Required task: Look through the data below. Collect every line where the word "letos" occurs.

Data:
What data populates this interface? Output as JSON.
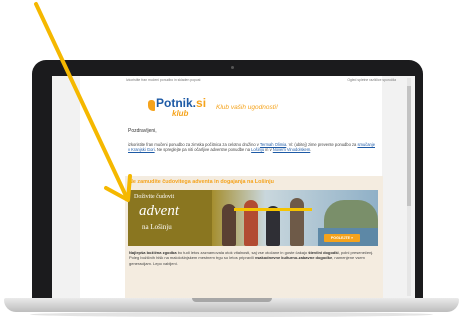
{
  "email": {
    "top_left": "Izkoristite fran mučeni ponudbo in skladen popust",
    "top_right": "Ogled spletne različice sporočila",
    "logo_text": "Potnik.",
    "logo_suffix": "si",
    "logo_klub": "klub",
    "tagline": "Klub vaših ugodnosti!",
    "greeting": "Pozdravljeni,",
    "p1_a": "izkoristite fran mučeni ponudbo za zimska počitnica za celotno družino v ",
    "link1": "Termah Olimia",
    "p1_b": ". Vi: (ubitej) zime prevente ponudbo za ",
    "link2": "smučanje v Kranjski Gori",
    "p1_c": ". Ne spreglejte pa niti očarljive adventne ponudbe na ",
    "link3": "Lošinju",
    "p1_d": " in v ",
    "link4": "Novem Vinodolskem",
    "p1_e": ".",
    "section_title": "Ne zamudite čudovitega adventa in dogajanja na Lošinju",
    "banner_line1": "Doživite čudovit",
    "banner_line2": "advent",
    "banner_line3": "na Lošinju",
    "cta": "POGLEJTE »",
    "body_bold1": "Najlepša božična zgodba",
    "body_a": " bo tudi letos zaznamovala otok vitalnosti, saj vse otočane in goste čakajo ",
    "body_bold2": "številni dogodki",
    "body_b": ", polni presenečenj. Poleg božičnih hišk na malološinjskem mestnem trgu so letos pripravili ",
    "body_bold3": "vsakodnevne kulturno-zabavne dogodke",
    "body_c": ", namenjene vsem generacijam. Lepo vabljeni."
  },
  "colors": {
    "accent": "#f5a31c",
    "brand_blue": "#1d5aa6",
    "arrow": "#f5b800"
  }
}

Answer to this exercise:
    "body_a": " bo tudi letos zaznamovala otok vitalnosti, saj vse otočane in goste čakajo ",
    "body_b": ", polni presenečenj. Poleg božičnih hišk na malološinjskem mestnem trgu so letos pripravili ",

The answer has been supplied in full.